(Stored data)

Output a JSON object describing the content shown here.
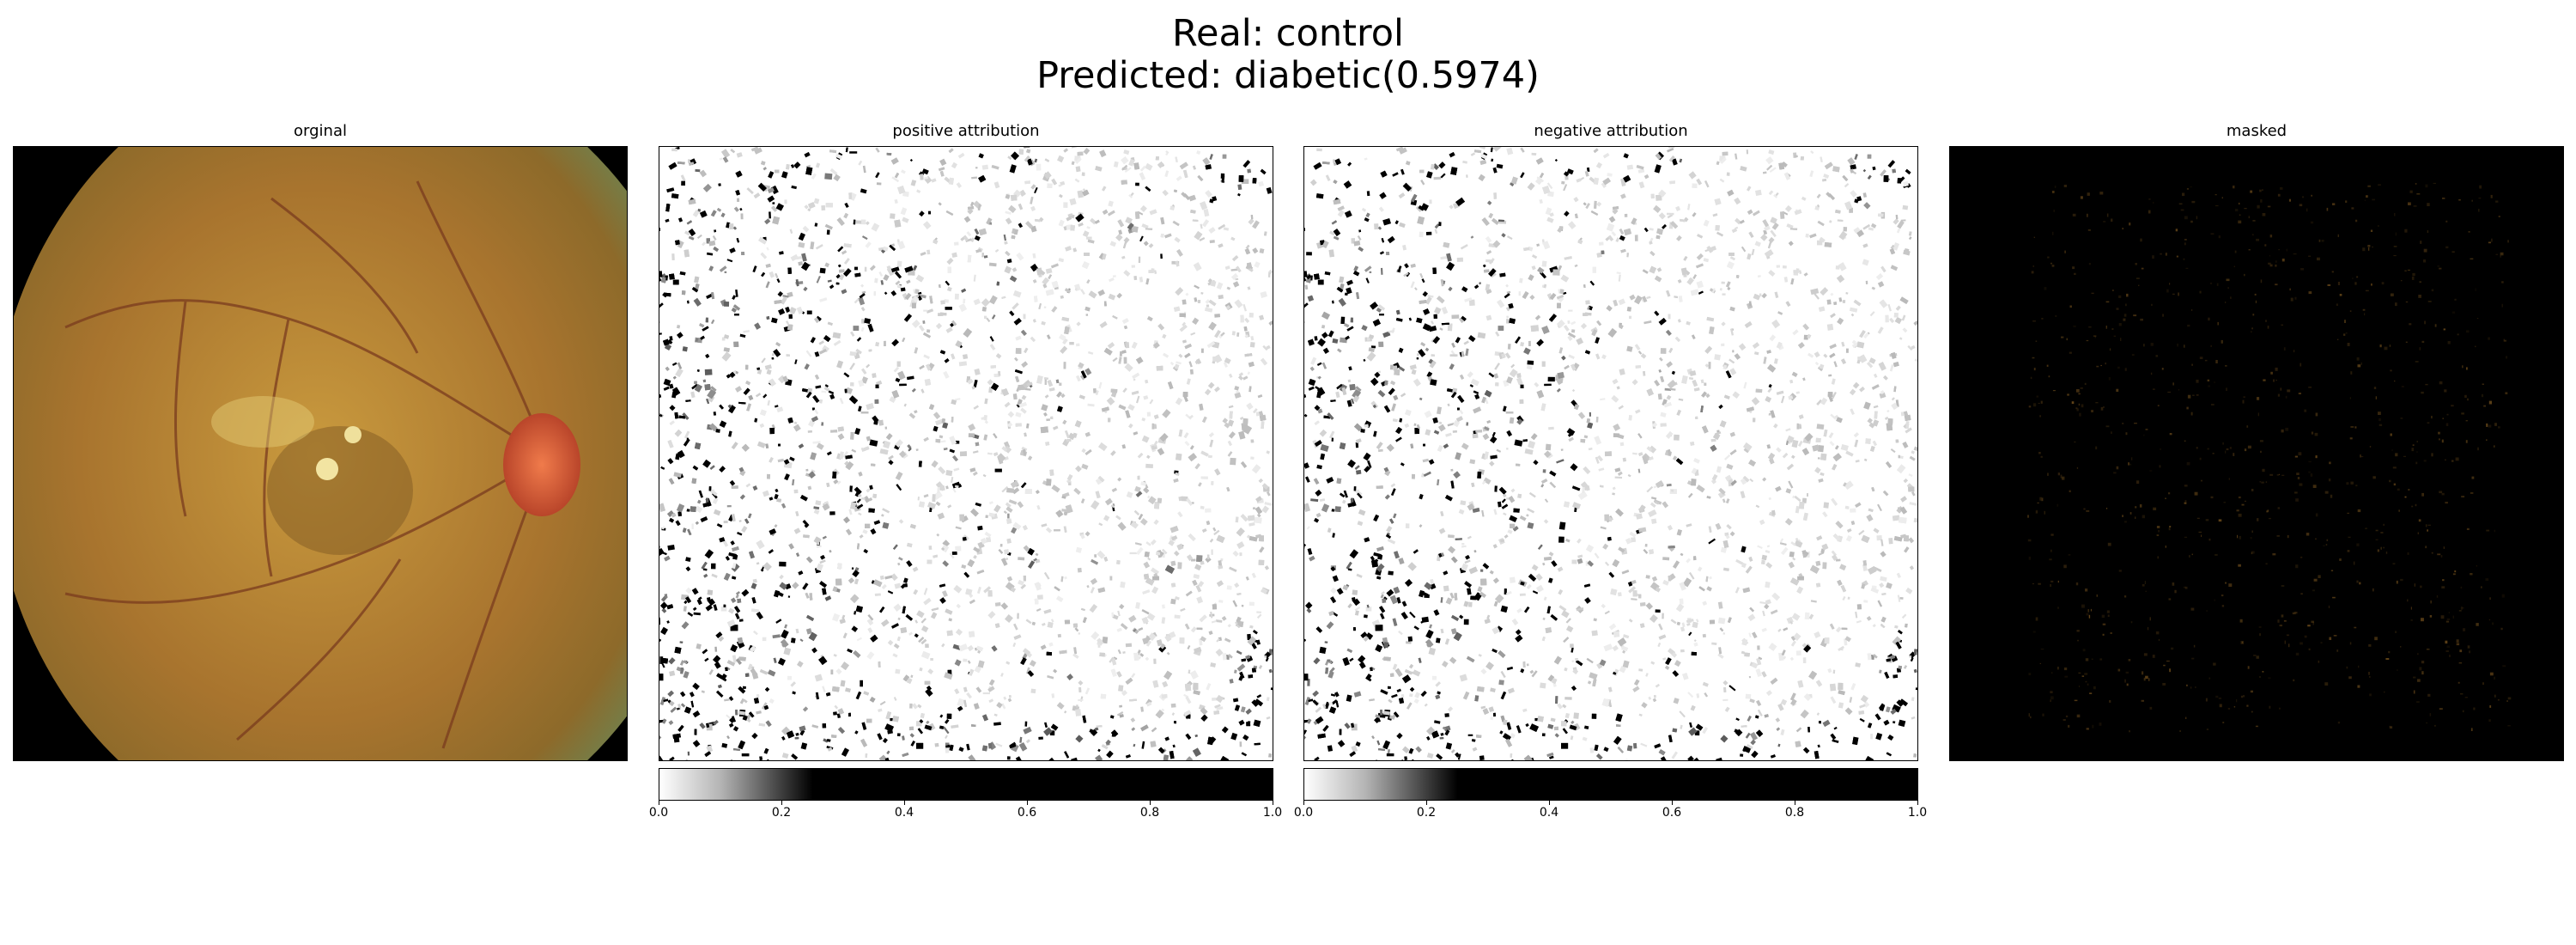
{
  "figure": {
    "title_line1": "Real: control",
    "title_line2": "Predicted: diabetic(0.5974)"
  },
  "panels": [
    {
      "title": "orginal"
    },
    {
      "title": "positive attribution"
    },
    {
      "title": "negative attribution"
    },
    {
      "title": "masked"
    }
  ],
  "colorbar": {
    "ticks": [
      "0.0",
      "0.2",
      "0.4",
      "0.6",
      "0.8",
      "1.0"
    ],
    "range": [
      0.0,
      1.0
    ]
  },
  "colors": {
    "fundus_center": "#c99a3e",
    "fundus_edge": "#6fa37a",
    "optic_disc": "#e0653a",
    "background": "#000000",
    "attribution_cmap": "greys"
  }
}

◆ Aim of the exercise:
Omitting all images, print the listing exactly.

◆ Response to the task:
Output a JSON object describing the content shown here.
{
  "figure": {
    "title_line1": "Real: control",
    "title_line2": "Predicted: diabetic(0.5974)"
  },
  "panels": [
    {
      "title": "orginal"
    },
    {
      "title": "positive attribution"
    },
    {
      "title": "negative attribution"
    },
    {
      "title": "masked"
    }
  ],
  "colorbar": {
    "ticks": [
      "0.0",
      "0.2",
      "0.4",
      "0.6",
      "0.8",
      "1.0"
    ],
    "range": [
      0.0,
      1.0
    ]
  },
  "colors": {
    "fundus_center": "#c99a3e",
    "fundus_edge": "#6fa37a",
    "optic_disc": "#e0653a",
    "background": "#000000",
    "attribution_cmap": "greys"
  }
}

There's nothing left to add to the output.